__Entries provided__.
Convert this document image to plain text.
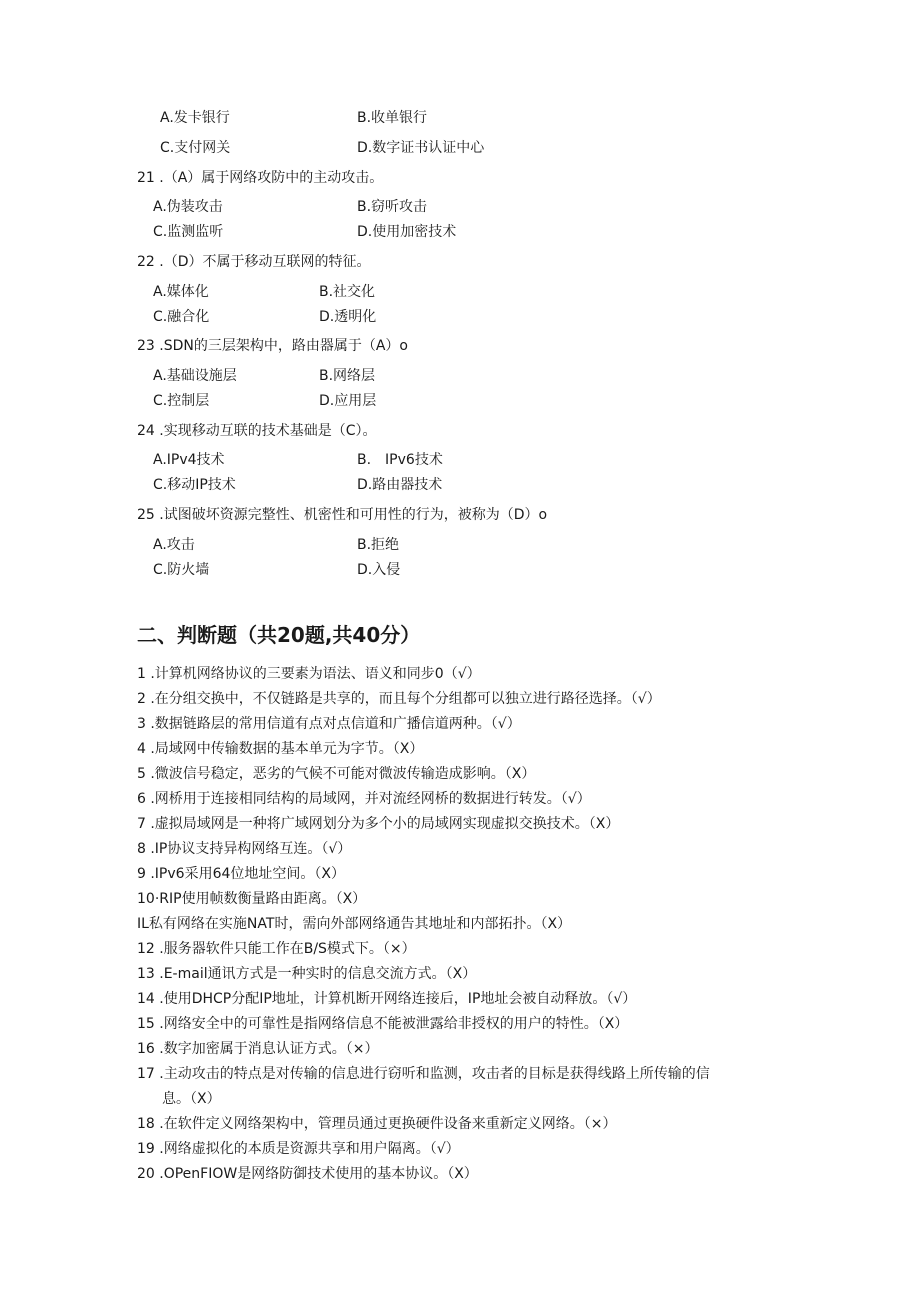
A.发卡银行	B.收单银行
C.支付网关	D.数字证书认证中心
21 .（A）属于网络攻防中的主动攻击。
A.伪装攻击	B.窃听攻击
C.监测监听	D.使用加密技术
22 .（D）不属于移动互联网的特征。
A.媒体化	B.社交化
C.融合化	D.透明化
23 .SDN的三层架构中，路由器属于（A）o
A.基础设施层	B.网络层
C.控制层	D.应用层
24 .实现移动互联的技术基础是（C）。
A.IPv4技术	B.　IPv6技术
C.移动IP技术	D.路由器技术
25 .试图破坏资源完整性、机密性和可用性的行为，被称为（D）o
A.攻击	B.拒绝
C.防火墙	D.入侵
二、判断题（共20题,共40分）
1 .计算机网络协议的三要素为语法、语义和同步0（√）
2 .在分组交换中，不仅链路是共享的，而且每个分组都可以独立进行路径选择。（√）
3 .数据链路层的常用信道有点对点信道和广播信道两种。（√）
4 .局域网中传输数据的基本单元为字节。（X）
5 .微波信号稳定，恶劣的气候不可能对微波传输造成影响。（X）
6 .网桥用于连接相同结构的局域网，并对流经网桥的数据进行转发。（√）
7 .虚拟局域网是一种将广域网划分为多个小的局域网实现虚拟交换技术。（X）
8 .IP协议支持异构网络互连。（√）
9 .IPv6采用64位地址空间。（X）
10·RIP使用帧数衡量路由距离。（X）
IL私有网络在实施NAT时，需向外部网络通告其地址和内部拓扑。（X）
12 .服务器软件只能工作在B/S模式下。（×）
13 .E-mail通讯方式是一种实时的信息交流方式。（X）
14 .使用DHCP分配IP地址，计算机断开网络连接后，IP地址会被自动释放。（√）
15 .网络安全中的可靠性是指网络信息不能被泄露给非授权的用户的特性。（X）
16 .数字加密属于消息认证方式。（×）
17 .主动攻击的特点是对传输的信息进行窃听和监测，攻击者的目标是获得线路上所传输的信
息。（X）
18 .在软件定义网络架构中，管理员通过更换硬件设备来重新定义网络。（×）
19 .网络虚拟化的本质是资源共享和用户隔离。（√）
20 .OPenFIOW是网络防御技术使用的基本协议。（X）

__Task goal__.
Write the records out once more, exactly as they appear, with no pictures.

__Output of the exercise__.
Convert this document image to plain text.
A.发卡银行	B.收单银行
C.支付网关	D.数字证书认证中心
21 .（A）属于网络攻防中的主动攻击。
A.伪装攻击	B.窃听攻击
C.监测监听	D.使用加密技术
22 .（D）不属于移动互联网的特征。
A.媒体化	B.社交化
C.融合化	D.透明化
23 .SDN的三层架构中，路由器属于（A）o
A.基础设施层	B.网络层
C.控制层	D.应用层
24 .实现移动互联的技术基础是（C）。
A.IPv4技术	B.　IPv6技术
C.移动IP技术	D.路由器技术
25 .试图破坏资源完整性、机密性和可用性的行为，被称为（D）o
A.攻击	B.拒绝
C.防火墙	D.入侵
二、判断题（共20题,共40分）
1 .计算机网络协议的三要素为语法、语义和同步0（√）
2 .在分组交换中，不仅链路是共享的，而且每个分组都可以独立进行路径选择。（√）
3 .数据链路层的常用信道有点对点信道和广播信道两种。（√）
4 .局域网中传输数据的基本单元为字节。（X）
5 .微波信号稳定，恶劣的气候不可能对微波传输造成影响。（X）
6 .网桥用于连接相同结构的局域网，并对流经网桥的数据进行转发。（√）
7 .虚拟局域网是一种将广域网划分为多个小的局域网实现虚拟交换技术。（X）
8 .IP协议支持异构网络互连。（√）
9 .IPv6采用64位地址空间。（X）
10·RIP使用帧数衡量路由距离。（X）
IL私有网络在实施NAT时，需向外部网络通告其地址和内部拓扑。（X）
12 .服务器软件只能工作在B/S模式下。（×）
13 .E-mail通讯方式是一种实时的信息交流方式。（X）
14 .使用DHCP分配IP地址，计算机断开网络连接后，IP地址会被自动释放。（√）
15 .网络安全中的可靠性是指网络信息不能被泄露给非授权的用户的特性。（X）
16 .数字加密属于消息认证方式。（×）
17 .主动攻击的特点是对传输的信息进行窃听和监测，攻击者的目标是获得线路上所传输的信
息。（X）
18 .在软件定义网络架构中，管理员通过更换硬件设备来重新定义网络。（×）
19 .网络虚拟化的本质是资源共享和用户隔离。（√）
20 .OPenFIOW是网络防御技术使用的基本协议。（X）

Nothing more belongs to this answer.